# [Extracted text]
6. Brown Calculus (43.5 pts.)
SOUNDS LIKE: A warm, encouraging inner voice rising from the fog of self-doubt, accompanied by some interstellar R&B beats.
NOTABLE VOTES: Drummer-about-town Papi Fimbres, Futro Collective's Danny Diana-Peebles, Holocene booker Gina Altamura.
It's almost as if Vaughn Kimmons and Andre Burgos were fated to make music together.
"Shortly after we started hanging out, I found out she had a music project called Brown Alice," Burgos says of Kimmons. "I was making stuff under the name Brown Calvin at the time, so we were like, 'We need to do something together.'"
Though they've been a band for only a little over a year, the creative chemistry between the members of Brown Calculus indeed seems like divine kismet. The duo's brand of R&B is part spiritual jazz meditation, part self-affirmation, with Burgos' spacy, keyboard-driven beats pairing perfectly with Kimmons' powerful voice and uplifting lyrics.

# [Given instruction]
Reproduce the Brown Calculus write-up word for word from "NOTABLE VOTES: Drummer-about-town" to "make music together.". The data that follows is unrelated to the Brown Calculus write-up.

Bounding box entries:

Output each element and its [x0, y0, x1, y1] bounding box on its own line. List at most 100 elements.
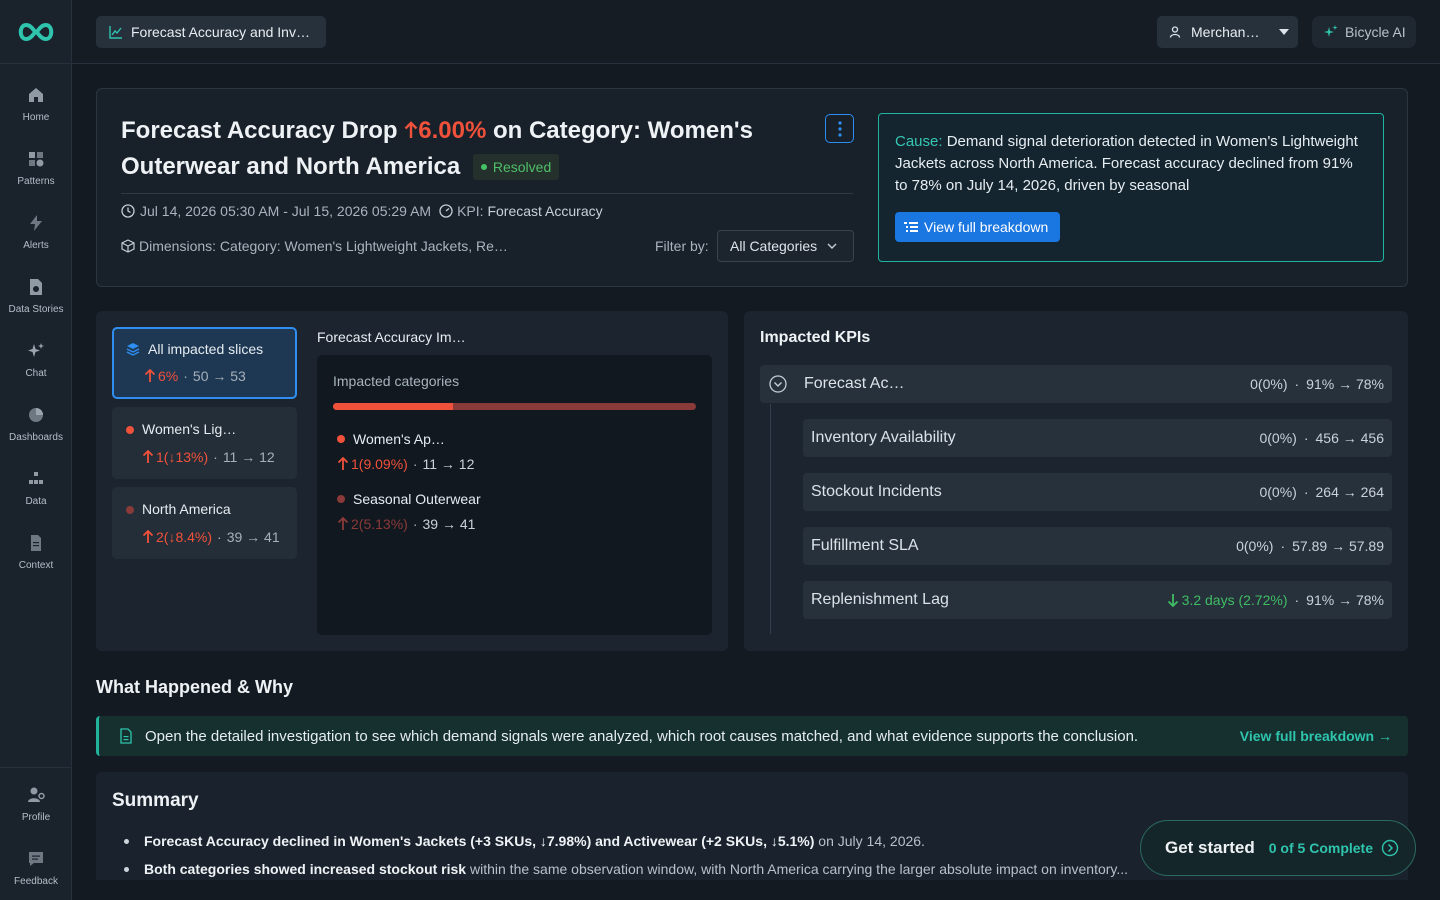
sidebar-item-chat[interactable]: Chat: [0, 341, 72, 379]
category-change: 1(9.09%): [351, 456, 408, 472]
slice-stats: 1(↓13%) · 11 → 12: [142, 449, 275, 465]
bolt-icon: [30, 215, 42, 231]
title-change: 6.00%: [404, 117, 486, 144]
slice-stats: 2(↓8.4%) · 39 → 41: [142, 529, 280, 545]
cause-panel: Cause: Demand signal deterioration detec…: [878, 113, 1384, 262]
sidebar-item-home[interactable]: Home: [0, 85, 72, 123]
impacted-categories-subtitle: Impacted categories: [333, 373, 460, 389]
separator: ·: [217, 529, 222, 545]
category-item[interactable]: Seasonal Outerwear 2(5.13%) · 39 → 41: [337, 491, 481, 532]
kpi-name: Fulfillment SLA: [811, 537, 919, 554]
time-range: Jul 14, 2026 05:30 AM - Jul 15, 2026 05:…: [140, 203, 432, 219]
caret-down-icon: [1279, 29, 1289, 35]
meta-row: Jul 14, 2026 05:30 AM - Jul 15, 2026 05:…: [121, 203, 603, 219]
impacted-kpis-panel: Impacted KPIs Forecast Accuracy 0(0%)·91…: [744, 311, 1408, 651]
series-dot: [337, 435, 345, 443]
slice-stats: 6% · 50 → 53: [144, 368, 246, 384]
sidebar-item-data[interactable]: Data: [0, 469, 72, 507]
slice-range: 11 → 12: [222, 449, 275, 465]
sidebar-item-profile[interactable]: Profile: [0, 785, 72, 823]
arrow-up-icon: [337, 457, 349, 470]
impact-share-fill: [333, 403, 453, 410]
infinity-logo-icon: [18, 22, 53, 41]
chevron-circle-down-icon: [769, 375, 787, 393]
kpi-row-replenishment-lag[interactable]: Replenishment Lag 3.2 days (2.72%) · 91% →…: [803, 581, 1392, 619]
kpi-row-inventory-availability[interactable]: Inventory Availability 0(0%) · 456 → 456: [803, 419, 1392, 457]
sidebar-item-label: Data: [25, 496, 47, 507]
kpi-value: 0(0%) · 456 → 456: [1259, 430, 1384, 446]
page-tab[interactable]: Forecast Accuracy and Inventory Availabi…: [96, 16, 326, 48]
view-breakdown-link[interactable]: View full breakdown →: [1240, 728, 1392, 744]
bullet: [124, 839, 129, 844]
kpi-row-stockout-incidents[interactable]: Stockout Incidents 0(0%) · 264 → 264: [803, 473, 1392, 511]
patterns-icon: [29, 152, 44, 167]
kpi-row-forecast-accuracy[interactable]: Forecast Accuracy 0(0%)·91% → 78%: [760, 365, 1392, 403]
category-name: Women's Apparel: [353, 431, 449, 447]
kpi-name: Stockout Incidents: [811, 483, 942, 500]
category-name: Seasonal Outerwear: [353, 491, 481, 507]
slice-title: Women's Lightweight Jackets: [142, 421, 242, 437]
filter-label: Filter by:: [655, 238, 709, 254]
dimensions-row: Dimensions: Category: Women's Lightweigh…: [121, 238, 521, 254]
series-dot: [126, 506, 134, 514]
kpi-name: Inventory Availability: [811, 429, 956, 446]
view-breakdown-button[interactable]: View full breakdown: [895, 212, 1061, 242]
get-started-widget[interactable]: Get started 0 of 5 Complete: [1140, 820, 1416, 876]
category-change: 2(5.13%): [351, 516, 408, 532]
kpi-value: 3.2 days (2.72%) · 91% → 78%: [1167, 592, 1384, 608]
user-settings-icon: [1169, 26, 1181, 38]
role-selector[interactable]: Merchandising: [1157, 16, 1298, 48]
get-started-title: Get started: [1165, 838, 1255, 857]
logo[interactable]: [0, 0, 71, 64]
slice-change: 1(↓13%): [156, 449, 209, 465]
slice-north-america[interactable]: North America 2(↓8.4%) · 39 → 41: [112, 487, 297, 559]
sidebar-item-label: Patterns: [17, 176, 55, 187]
sidebar-item-alerts[interactable]: Alerts: [0, 213, 72, 251]
sidebar-item-data-stories[interactable]: Data Stories: [0, 277, 72, 315]
gauge-icon: [439, 204, 453, 218]
separator: ·: [412, 456, 418, 472]
cause-text: Cause: Demand signal deterioration detec…: [895, 133, 1358, 194]
slice-range: 50 → 53: [192, 368, 246, 384]
bicycle-ai-button[interactable]: Bicycle AI: [1312, 16, 1416, 48]
divider: [121, 193, 853, 194]
category-filter-select[interactable]: All Categories: [717, 230, 854, 262]
more-options-button[interactable]: [825, 114, 854, 143]
banner-text: Open the detailed investigation to see w…: [145, 727, 1139, 745]
sparkle-icon: [28, 343, 44, 357]
chevron-down-icon: [827, 243, 837, 249]
document-icon: [31, 535, 41, 551]
slice-all[interactable]: All impacted slices 6% · 50 → 53: [112, 327, 297, 399]
arrow-up-icon: [142, 450, 154, 463]
user-gear-icon: [28, 787, 45, 802]
category-item[interactable]: Women's Apparel 1(9.09%) · 11 → 12: [337, 431, 474, 472]
slice-change: 6%: [158, 368, 179, 384]
sidebar-item-label: Home: [22, 112, 50, 123]
sidebar-item-label: Context: [18, 560, 54, 571]
slice-womens-jackets[interactable]: Women's Lightweight Jackets 1(↓13%) · 11…: [112, 407, 297, 479]
status-badge: Resolved: [472, 154, 560, 180]
arrow-up-icon: [337, 517, 349, 530]
data-icon: [29, 472, 43, 484]
kpi-value: Forecast Accuracy: [487, 203, 603, 219]
arrow-up-icon: [404, 121, 418, 138]
slice-range: 39 → 41: [226, 529, 280, 545]
impact-panel-title: Forecast Accuracy Impacted categories: [317, 329, 473, 345]
topbar: Forecast Accuracy and Inventory Availabi…: [72, 0, 1440, 64]
sidebar-item-patterns[interactable]: Patterns: [0, 149, 72, 187]
sidebar-item-label: Alerts: [23, 240, 49, 251]
chat-bubble-icon: [29, 852, 43, 866]
kpis-title: Impacted KPIs: [760, 329, 871, 346]
sidebar-item-feedback[interactable]: Feedback: [0, 849, 72, 887]
bicycle-ai-label: Bicycle AI: [1345, 24, 1406, 40]
sidebar-item-label: Profile: [21, 812, 51, 823]
incident-header-card: Forecast Accuracy Drop 6.00% on Category…: [96, 88, 1408, 287]
arrow-up-icon: [142, 530, 154, 543]
tree-line: [770, 404, 771, 634]
sidebar-item-context[interactable]: Context: [0, 533, 72, 571]
kpi-value: 0(0%) · 57.89 → 57.89: [1236, 538, 1384, 554]
impact-share-bar: [333, 403, 696, 410]
cause-label: Cause:: [895, 133, 943, 150]
kpi-row-fulfillment-sla[interactable]: Fulfillment SLA 0(0%) · 57.89 → 57.89: [803, 527, 1392, 565]
sidebar-item-dashboards[interactable]: Dashboards: [0, 405, 72, 443]
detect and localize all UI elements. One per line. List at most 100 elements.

# [Finished exercise]
NOTABLE VOTES: Drummer-about-town Papi Fimbres, Futro Collective's Danny Diana-Peebles, Holocene booker Gina Altamura.
It's almost as if Vaughn Kimmons and Andre Burgos were fated to make music together.